>> START
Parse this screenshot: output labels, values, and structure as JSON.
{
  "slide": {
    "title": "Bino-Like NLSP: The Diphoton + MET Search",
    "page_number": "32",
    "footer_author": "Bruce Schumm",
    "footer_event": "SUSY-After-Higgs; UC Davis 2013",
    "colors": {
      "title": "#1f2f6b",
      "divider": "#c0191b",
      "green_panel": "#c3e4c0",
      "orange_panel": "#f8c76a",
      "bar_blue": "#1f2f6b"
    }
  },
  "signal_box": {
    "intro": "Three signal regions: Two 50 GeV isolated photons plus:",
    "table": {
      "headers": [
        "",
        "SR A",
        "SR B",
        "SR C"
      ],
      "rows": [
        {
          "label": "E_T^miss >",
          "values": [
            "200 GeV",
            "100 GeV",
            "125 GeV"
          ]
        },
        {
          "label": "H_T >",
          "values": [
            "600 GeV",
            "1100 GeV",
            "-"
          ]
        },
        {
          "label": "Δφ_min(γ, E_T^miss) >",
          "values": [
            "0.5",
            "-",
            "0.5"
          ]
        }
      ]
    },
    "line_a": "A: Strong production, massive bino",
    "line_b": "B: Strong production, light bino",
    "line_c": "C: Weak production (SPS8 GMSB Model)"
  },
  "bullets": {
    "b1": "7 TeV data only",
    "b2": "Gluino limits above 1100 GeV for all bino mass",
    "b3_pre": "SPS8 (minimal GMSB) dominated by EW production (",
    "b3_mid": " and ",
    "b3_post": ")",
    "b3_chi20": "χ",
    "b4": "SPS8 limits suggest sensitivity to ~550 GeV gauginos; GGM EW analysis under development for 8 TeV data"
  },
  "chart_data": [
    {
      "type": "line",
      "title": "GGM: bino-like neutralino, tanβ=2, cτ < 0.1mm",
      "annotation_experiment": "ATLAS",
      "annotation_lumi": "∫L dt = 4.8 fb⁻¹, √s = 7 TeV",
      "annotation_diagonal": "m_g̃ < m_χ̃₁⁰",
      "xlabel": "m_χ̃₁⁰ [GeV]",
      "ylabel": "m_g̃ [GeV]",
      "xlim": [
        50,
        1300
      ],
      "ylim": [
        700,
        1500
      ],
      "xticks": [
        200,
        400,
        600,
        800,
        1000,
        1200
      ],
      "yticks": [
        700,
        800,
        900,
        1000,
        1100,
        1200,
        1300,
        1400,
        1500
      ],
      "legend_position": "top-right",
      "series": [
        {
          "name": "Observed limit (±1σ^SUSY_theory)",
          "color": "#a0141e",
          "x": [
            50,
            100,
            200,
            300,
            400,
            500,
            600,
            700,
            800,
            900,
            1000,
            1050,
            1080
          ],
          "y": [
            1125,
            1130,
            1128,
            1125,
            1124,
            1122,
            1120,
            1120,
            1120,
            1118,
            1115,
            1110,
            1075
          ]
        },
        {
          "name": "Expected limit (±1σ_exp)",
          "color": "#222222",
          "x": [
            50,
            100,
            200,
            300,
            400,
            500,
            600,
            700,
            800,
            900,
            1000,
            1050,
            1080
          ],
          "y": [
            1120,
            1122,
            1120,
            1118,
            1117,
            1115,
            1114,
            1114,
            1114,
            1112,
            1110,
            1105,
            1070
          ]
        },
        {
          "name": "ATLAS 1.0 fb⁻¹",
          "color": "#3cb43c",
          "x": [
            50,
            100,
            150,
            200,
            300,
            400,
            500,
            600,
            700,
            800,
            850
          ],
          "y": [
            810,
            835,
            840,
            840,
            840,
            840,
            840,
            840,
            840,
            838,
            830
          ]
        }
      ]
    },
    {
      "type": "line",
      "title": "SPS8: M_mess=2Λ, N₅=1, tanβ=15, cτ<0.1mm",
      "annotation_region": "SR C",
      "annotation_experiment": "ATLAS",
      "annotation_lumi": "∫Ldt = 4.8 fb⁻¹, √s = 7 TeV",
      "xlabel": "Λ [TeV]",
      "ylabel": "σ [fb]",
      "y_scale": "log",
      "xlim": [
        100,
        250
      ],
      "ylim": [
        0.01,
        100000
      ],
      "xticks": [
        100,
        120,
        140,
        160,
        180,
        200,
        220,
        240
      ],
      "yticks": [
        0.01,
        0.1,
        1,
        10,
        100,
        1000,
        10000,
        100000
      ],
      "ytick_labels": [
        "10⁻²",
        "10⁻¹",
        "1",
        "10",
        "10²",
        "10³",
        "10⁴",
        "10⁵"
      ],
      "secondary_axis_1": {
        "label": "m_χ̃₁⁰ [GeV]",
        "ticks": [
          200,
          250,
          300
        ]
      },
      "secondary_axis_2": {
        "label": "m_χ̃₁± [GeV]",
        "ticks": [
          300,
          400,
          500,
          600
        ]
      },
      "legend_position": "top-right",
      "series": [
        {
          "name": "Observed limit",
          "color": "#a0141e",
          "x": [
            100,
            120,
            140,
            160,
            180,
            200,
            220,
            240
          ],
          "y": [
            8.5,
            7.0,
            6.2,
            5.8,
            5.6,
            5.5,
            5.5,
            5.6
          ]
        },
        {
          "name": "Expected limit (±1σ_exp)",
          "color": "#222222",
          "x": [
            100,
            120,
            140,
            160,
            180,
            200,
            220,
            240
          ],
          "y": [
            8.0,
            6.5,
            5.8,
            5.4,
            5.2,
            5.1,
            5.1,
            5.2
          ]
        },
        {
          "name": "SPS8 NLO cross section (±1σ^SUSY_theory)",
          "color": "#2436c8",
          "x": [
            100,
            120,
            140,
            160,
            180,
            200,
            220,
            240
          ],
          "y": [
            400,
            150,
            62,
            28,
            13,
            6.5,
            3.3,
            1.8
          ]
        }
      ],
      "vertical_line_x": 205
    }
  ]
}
>> END
§ **Job**
Copy all lines from the material that contain "tanβ".

§ **Written solution**
      "title": "GGM: bino-like neutralino, tanβ=2, cτ < 0.1mm",
      "title": "SPS8: M_mess=2Λ, N₅=1, tanβ=15, cτ<0.1mm",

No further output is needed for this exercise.